_Source records_.
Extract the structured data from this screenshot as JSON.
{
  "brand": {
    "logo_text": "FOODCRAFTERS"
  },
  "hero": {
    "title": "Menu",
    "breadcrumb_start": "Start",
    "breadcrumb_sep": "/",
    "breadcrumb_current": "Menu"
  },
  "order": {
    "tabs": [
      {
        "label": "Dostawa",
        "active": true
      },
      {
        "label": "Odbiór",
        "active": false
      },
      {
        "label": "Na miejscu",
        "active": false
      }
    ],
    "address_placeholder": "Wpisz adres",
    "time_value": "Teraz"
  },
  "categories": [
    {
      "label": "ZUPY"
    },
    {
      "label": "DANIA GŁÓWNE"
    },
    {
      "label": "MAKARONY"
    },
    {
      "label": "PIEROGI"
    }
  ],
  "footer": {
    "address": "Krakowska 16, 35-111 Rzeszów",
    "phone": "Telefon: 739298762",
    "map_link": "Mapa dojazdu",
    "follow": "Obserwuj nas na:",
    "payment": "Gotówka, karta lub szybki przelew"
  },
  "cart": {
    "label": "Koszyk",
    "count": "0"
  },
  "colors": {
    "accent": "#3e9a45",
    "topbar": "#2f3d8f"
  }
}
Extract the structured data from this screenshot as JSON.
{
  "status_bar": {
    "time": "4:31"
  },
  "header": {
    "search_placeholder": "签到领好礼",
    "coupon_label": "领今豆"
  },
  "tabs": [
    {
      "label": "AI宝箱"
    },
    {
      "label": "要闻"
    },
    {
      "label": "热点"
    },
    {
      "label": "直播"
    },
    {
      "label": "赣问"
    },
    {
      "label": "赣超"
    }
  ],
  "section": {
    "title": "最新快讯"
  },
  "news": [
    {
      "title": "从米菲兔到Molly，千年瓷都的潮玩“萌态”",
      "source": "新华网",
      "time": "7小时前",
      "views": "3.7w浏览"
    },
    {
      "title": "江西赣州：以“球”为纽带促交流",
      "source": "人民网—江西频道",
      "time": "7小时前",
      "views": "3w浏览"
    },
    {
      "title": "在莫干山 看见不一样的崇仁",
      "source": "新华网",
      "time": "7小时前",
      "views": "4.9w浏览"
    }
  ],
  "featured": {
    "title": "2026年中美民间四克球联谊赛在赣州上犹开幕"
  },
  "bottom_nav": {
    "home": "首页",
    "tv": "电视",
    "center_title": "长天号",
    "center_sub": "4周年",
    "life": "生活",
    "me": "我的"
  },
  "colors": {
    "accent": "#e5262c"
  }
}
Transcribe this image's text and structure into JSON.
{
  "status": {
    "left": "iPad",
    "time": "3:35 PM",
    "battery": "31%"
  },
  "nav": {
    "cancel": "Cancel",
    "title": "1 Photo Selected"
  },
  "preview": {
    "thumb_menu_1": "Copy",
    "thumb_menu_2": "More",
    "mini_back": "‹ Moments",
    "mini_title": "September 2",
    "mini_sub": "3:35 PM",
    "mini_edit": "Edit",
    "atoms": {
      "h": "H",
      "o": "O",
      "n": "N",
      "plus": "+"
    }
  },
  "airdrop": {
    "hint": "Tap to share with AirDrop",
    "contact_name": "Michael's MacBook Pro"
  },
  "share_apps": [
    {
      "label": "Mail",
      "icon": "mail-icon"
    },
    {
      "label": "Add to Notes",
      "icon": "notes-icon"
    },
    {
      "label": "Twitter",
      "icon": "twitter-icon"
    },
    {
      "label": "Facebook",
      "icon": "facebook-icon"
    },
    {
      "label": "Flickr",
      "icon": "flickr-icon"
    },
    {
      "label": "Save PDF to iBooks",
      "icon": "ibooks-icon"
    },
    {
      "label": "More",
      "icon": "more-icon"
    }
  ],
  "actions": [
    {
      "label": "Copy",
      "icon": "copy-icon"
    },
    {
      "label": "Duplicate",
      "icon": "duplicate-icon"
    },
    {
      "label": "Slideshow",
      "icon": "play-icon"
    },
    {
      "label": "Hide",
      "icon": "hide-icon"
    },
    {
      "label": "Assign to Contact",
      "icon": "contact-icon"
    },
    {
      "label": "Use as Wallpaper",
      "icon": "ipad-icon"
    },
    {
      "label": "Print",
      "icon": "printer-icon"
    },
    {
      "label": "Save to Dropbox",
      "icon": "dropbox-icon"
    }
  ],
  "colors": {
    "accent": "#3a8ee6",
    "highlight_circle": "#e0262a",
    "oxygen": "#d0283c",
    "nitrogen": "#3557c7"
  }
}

_Exercise description_.
Reproduce the data, keeping every line exactly the same.

_The output_.
Extract the structured data from this screenshot as JSON.
{
  "brand": {
    "logo_text": "FOODCRAFTERS"
  },
  "hero": {
    "title": "Menu",
    "breadcrumb_start": "Start",
    "breadcrumb_sep": "/",
    "breadcrumb_current": "Menu"
  },
  "order": {
    "tabs": [
      {
        "label": "Dostawa",
        "active": true
      },
      {
        "label": "Odbiór",
        "active": false
      },
      {
        "label": "Na miejscu",
        "active": false
      }
    ],
    "address_placeholder": "Wpisz adres",
    "time_value": "Teraz"
  },
  "categories": [
    {
      "label": "ZUPY"
    },
    {
      "label": "DANIA GŁÓWNE"
    },
    {
      "label": "MAKARONY"
    },
    {
      "label": "PIEROGI"
    }
  ],
  "footer": {
    "address": "Krakowska 16, 35-111 Rzeszów",
    "phone": "Telefon: 739298762",
    "map_link": "Mapa dojazdu",
    "follow": "Obserwuj nas na:",
    "payment": "Gotówka, karta lub szybki przelew"
  },
  "cart": {
    "label": "Koszyk",
    "count": "0"
  },
  "colors": {
    "accent": "#3e9a45",
    "topbar": "#2f3d8f"
  }
}
Extract the structured data from this screenshot as JSON.
{
  "status_bar": {
    "time": "4:31"
  },
  "header": {
    "search_placeholder": "签到领好礼",
    "coupon_label": "领今豆"
  },
  "tabs": [
    {
      "label": "AI宝箱"
    },
    {
      "label": "要闻"
    },
    {
      "label": "热点"
    },
    {
      "label": "直播"
    },
    {
      "label": "赣问"
    },
    {
      "label": "赣超"
    }
  ],
  "section": {
    "title": "最新快讯"
  },
  "news": [
    {
      "title": "从米菲兔到Molly，千年瓷都的潮玩“萌态”",
      "source": "新华网",
      "time": "7小时前",
      "views": "3.7w浏览"
    },
    {
      "title": "江西赣州：以“球”为纽带促交流",
      "source": "人民网—江西频道",
      "time": "7小时前",
      "views": "3w浏览"
    },
    {
      "title": "在莫干山 看见不一样的崇仁",
      "source": "新华网",
      "time": "7小时前",
      "views": "4.9w浏览"
    }
  ],
  "featured": {
    "title": "2026年中美民间四克球联谊赛在赣州上犹开幕"
  },
  "bottom_nav": {
    "home": "首页",
    "tv": "电视",
    "center_title": "长天号",
    "center_sub": "4周年",
    "life": "生活",
    "me": "我的"
  },
  "colors": {
    "accent": "#e5262c"
  }
}
Transcribe this image's text and structure into JSON.
{
  "status": {
    "left": "iPad",
    "time": "3:35 PM",
    "battery": "31%"
  },
  "nav": {
    "cancel": "Cancel",
    "title": "1 Photo Selected"
  },
  "preview": {
    "thumb_menu_1": "Copy",
    "thumb_menu_2": "More",
    "mini_back": "‹ Moments",
    "mini_title": "September 2",
    "mini_sub": "3:35 PM",
    "mini_edit": "Edit",
    "atoms": {
      "h": "H",
      "o": "O",
      "n": "N",
      "plus": "+"
    }
  },
  "airdrop": {
    "hint": "Tap to share with AirDrop",
    "contact_name": "Michael's MacBook Pro"
  },
  "share_apps": [
    {
      "label": "Mail",
      "icon": "mail-icon"
    },
    {
      "label": "Add to Notes",
      "icon": "notes-icon"
    },
    {
      "label": "Twitter",
      "icon": "twitter-icon"
    },
    {
      "label": "Facebook",
      "icon": "facebook-icon"
    },
    {
      "label": "Flickr",
      "icon": "flickr-icon"
    },
    {
      "label": "Save PDF to iBooks",
      "icon": "ibooks-icon"
    },
    {
      "label": "More",
      "icon": "more-icon"
    }
  ],
  "actions": [
    {
      "label": "Copy",
      "icon": "copy-icon"
    },
    {
      "label": "Duplicate",
      "icon": "duplicate-icon"
    },
    {
      "label": "Slideshow",
      "icon": "play-icon"
    },
    {
      "label": "Hide",
      "icon": "hide-icon"
    },
    {
      "label": "Assign to Contact",
      "icon": "contact-icon"
    },
    {
      "label": "Use as Wallpaper",
      "icon": "ipad-icon"
    },
    {
      "label": "Print",
      "icon": "printer-icon"
    },
    {
      "label": "Save to Dropbox",
      "icon": "dropbox-icon"
    }
  ],
  "colors": {
    "accent": "#3a8ee6",
    "highlight_circle": "#e0262a",
    "oxygen": "#d0283c",
    "nitrogen": "#3557c7"
  }
}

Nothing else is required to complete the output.